* The records:
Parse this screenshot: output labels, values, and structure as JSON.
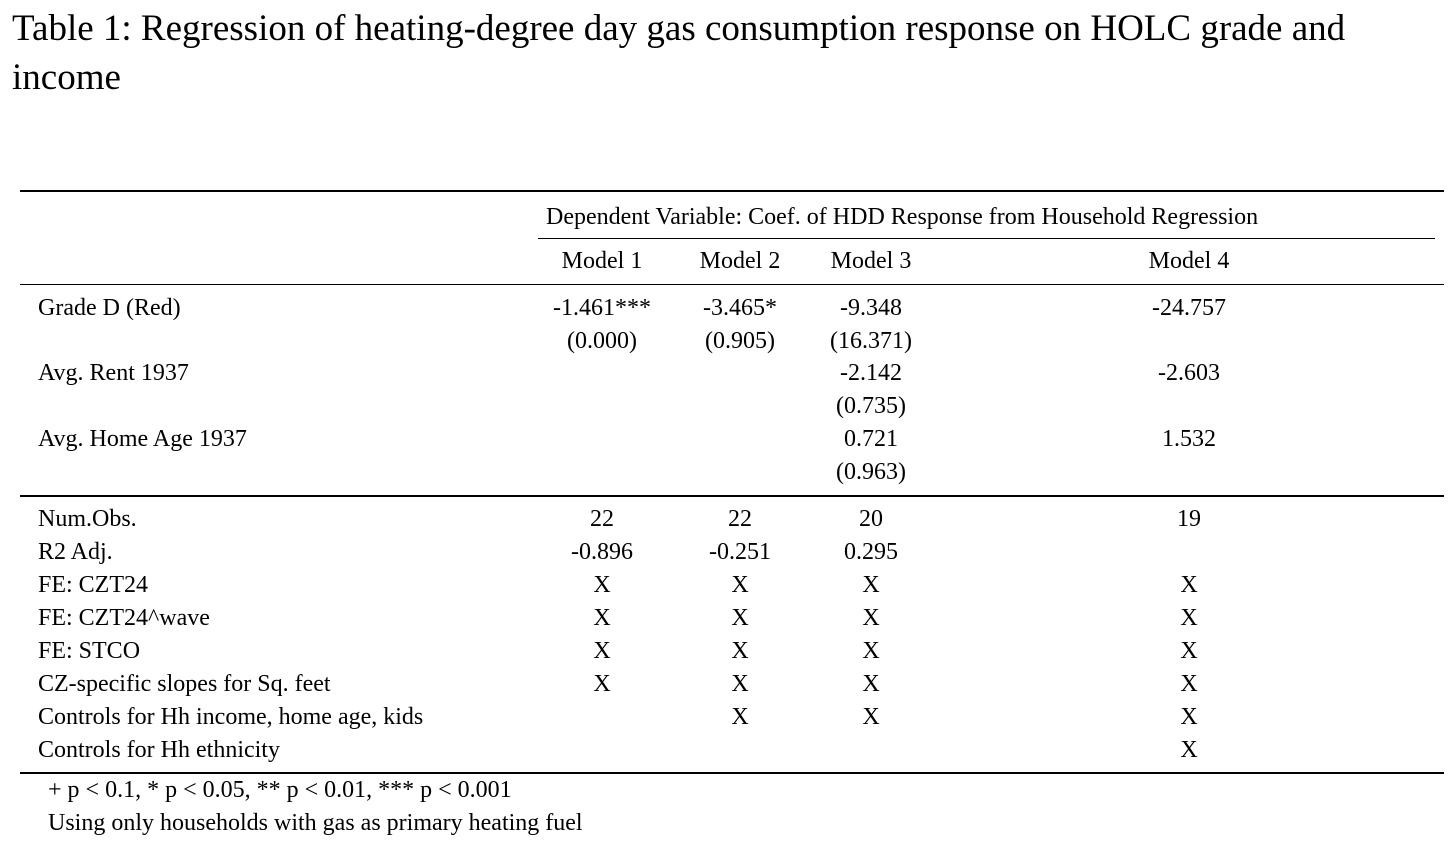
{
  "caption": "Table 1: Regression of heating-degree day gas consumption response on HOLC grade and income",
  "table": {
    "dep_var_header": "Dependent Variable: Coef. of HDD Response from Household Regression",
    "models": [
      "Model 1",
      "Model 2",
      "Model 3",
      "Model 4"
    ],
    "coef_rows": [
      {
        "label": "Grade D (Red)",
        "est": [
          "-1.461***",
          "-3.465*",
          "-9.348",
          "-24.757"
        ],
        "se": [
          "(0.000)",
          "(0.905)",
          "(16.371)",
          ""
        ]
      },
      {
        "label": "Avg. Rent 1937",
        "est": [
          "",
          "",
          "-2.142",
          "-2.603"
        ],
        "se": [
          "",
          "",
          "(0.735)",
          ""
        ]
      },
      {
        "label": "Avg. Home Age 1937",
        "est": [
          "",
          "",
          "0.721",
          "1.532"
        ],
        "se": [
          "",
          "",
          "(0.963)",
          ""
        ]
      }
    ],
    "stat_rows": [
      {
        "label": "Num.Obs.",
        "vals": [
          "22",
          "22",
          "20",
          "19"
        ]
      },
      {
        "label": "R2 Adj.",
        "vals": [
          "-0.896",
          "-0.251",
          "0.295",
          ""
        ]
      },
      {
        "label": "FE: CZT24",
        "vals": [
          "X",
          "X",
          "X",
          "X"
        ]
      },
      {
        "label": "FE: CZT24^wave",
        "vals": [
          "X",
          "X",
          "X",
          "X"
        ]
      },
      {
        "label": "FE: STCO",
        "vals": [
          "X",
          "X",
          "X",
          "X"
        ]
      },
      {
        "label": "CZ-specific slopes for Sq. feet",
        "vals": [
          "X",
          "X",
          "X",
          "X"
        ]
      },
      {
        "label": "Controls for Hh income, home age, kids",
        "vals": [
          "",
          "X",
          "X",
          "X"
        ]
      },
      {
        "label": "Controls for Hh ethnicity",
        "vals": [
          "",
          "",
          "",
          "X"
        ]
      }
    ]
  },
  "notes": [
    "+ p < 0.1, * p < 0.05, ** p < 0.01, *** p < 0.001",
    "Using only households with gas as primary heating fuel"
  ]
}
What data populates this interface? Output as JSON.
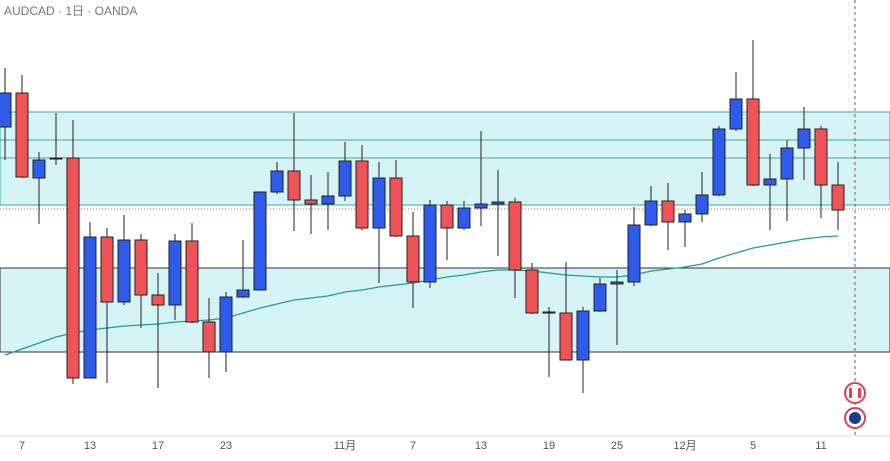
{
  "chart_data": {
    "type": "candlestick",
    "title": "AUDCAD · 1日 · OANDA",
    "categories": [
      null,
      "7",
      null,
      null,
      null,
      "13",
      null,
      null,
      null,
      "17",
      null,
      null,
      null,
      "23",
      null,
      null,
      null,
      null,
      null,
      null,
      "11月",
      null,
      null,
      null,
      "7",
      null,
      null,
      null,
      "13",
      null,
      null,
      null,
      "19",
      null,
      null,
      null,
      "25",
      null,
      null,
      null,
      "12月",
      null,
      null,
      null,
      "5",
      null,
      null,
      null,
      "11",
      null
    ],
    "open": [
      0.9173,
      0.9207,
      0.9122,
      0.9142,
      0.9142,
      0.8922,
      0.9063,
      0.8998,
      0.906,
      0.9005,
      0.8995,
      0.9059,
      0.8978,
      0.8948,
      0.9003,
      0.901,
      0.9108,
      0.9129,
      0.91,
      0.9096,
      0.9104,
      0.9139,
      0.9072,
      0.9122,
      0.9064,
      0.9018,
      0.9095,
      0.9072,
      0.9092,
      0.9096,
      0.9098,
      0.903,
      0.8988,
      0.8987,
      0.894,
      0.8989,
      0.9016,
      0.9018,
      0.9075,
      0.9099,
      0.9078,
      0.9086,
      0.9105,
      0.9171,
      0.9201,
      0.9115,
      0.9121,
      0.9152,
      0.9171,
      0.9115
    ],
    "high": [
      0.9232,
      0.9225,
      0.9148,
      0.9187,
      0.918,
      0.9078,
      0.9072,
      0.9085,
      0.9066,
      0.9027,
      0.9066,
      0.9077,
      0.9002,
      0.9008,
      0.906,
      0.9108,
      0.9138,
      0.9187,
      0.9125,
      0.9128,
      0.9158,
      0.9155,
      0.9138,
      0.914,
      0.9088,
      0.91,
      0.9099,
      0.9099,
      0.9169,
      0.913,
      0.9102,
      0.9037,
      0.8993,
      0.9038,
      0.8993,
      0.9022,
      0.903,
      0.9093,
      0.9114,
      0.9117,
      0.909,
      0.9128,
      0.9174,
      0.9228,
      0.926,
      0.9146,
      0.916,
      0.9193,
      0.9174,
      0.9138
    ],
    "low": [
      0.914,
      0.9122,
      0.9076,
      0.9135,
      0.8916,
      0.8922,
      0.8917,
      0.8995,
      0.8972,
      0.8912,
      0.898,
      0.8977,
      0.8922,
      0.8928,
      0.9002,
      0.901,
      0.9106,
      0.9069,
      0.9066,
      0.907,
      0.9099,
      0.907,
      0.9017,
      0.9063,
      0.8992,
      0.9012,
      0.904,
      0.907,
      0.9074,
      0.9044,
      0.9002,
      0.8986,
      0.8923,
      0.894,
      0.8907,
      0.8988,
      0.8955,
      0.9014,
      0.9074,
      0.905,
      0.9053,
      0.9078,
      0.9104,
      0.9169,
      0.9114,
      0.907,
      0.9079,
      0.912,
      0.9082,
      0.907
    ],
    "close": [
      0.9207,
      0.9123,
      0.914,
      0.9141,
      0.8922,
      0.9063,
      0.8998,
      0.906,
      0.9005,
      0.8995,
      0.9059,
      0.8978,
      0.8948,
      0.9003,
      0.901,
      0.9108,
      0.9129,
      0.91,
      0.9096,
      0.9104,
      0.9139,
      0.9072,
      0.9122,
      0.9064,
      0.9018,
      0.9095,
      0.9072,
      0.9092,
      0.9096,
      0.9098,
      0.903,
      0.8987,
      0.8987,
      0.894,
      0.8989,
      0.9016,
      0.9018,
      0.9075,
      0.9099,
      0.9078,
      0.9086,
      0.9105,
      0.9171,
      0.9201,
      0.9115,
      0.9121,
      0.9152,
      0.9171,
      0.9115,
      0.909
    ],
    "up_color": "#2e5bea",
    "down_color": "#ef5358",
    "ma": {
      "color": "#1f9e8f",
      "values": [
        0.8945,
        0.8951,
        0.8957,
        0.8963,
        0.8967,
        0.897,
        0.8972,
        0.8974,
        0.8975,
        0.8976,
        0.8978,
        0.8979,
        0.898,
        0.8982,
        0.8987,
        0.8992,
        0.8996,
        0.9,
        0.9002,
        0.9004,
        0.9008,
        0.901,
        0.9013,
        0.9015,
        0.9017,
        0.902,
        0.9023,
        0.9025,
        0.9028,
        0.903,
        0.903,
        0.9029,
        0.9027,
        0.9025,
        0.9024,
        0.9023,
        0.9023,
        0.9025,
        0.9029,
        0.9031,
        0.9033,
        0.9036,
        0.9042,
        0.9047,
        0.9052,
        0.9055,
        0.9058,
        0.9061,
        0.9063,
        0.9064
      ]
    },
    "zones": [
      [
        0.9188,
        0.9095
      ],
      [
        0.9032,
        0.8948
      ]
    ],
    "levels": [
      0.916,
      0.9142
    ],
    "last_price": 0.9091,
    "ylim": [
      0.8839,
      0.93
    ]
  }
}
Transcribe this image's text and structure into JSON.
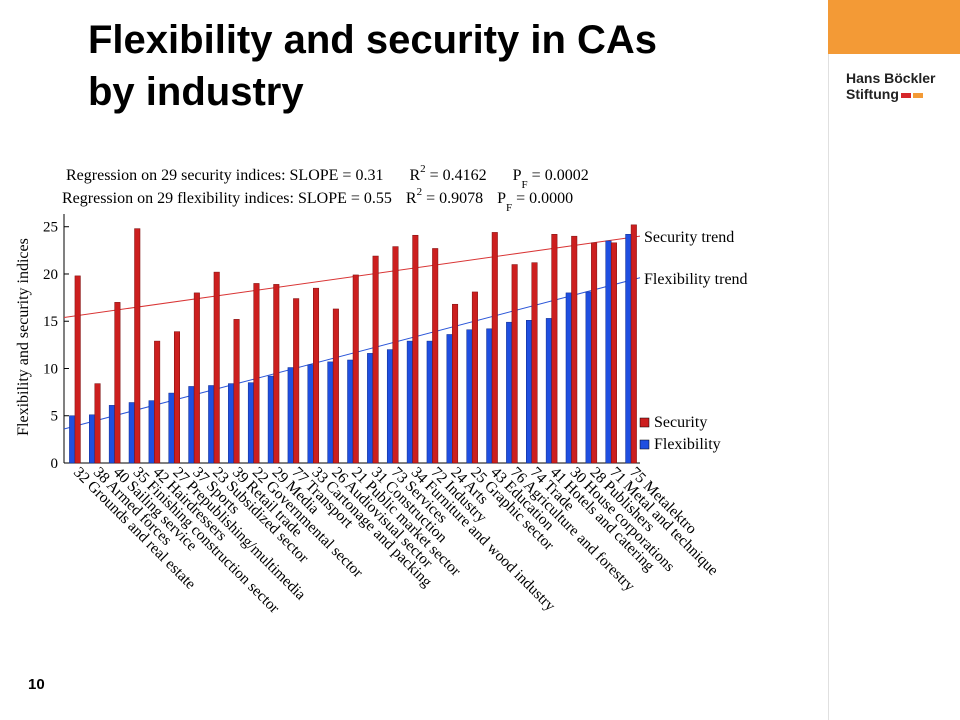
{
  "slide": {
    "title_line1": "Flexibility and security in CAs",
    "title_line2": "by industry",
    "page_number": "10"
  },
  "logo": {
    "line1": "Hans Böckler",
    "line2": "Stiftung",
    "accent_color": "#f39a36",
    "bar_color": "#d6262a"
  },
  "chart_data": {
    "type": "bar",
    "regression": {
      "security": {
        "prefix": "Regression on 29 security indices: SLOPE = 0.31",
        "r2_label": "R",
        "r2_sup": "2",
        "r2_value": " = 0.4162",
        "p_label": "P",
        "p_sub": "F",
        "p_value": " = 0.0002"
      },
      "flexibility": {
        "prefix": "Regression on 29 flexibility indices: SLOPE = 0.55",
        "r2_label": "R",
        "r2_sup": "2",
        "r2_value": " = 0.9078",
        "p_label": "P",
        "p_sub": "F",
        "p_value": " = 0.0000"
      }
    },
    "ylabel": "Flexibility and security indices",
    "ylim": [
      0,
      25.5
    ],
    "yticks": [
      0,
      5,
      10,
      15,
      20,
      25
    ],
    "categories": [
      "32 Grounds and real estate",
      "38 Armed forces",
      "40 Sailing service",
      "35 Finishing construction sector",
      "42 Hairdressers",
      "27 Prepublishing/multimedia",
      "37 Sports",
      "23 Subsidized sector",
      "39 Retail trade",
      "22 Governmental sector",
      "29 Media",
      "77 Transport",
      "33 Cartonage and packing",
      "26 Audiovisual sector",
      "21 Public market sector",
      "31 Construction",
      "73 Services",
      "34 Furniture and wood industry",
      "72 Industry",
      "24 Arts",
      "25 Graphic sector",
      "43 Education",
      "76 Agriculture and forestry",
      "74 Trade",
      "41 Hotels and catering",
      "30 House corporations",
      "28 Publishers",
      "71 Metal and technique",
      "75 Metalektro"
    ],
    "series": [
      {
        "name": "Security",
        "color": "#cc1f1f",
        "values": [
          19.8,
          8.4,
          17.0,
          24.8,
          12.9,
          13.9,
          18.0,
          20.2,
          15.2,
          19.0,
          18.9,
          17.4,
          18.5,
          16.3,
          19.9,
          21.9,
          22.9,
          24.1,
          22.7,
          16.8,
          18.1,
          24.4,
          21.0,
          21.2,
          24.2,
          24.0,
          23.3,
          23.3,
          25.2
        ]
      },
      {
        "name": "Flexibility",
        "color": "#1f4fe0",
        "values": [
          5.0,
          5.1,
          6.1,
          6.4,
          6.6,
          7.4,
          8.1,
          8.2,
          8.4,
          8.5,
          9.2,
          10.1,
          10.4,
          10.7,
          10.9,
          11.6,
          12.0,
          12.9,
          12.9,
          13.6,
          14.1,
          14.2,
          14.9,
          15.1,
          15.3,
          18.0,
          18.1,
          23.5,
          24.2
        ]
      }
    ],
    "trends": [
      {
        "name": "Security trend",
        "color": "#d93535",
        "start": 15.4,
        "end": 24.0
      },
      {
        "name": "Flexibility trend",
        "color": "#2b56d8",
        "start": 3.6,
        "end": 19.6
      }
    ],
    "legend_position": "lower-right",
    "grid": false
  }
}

* Directions for this task: Copy each line in the data that holds the word "income".

* Completed exercise:
  "caption": "Table 1: Regression of heating-degree day gas consumption response on HOLC grade and income",
        "label": "Controls for Hh income, home age, kids",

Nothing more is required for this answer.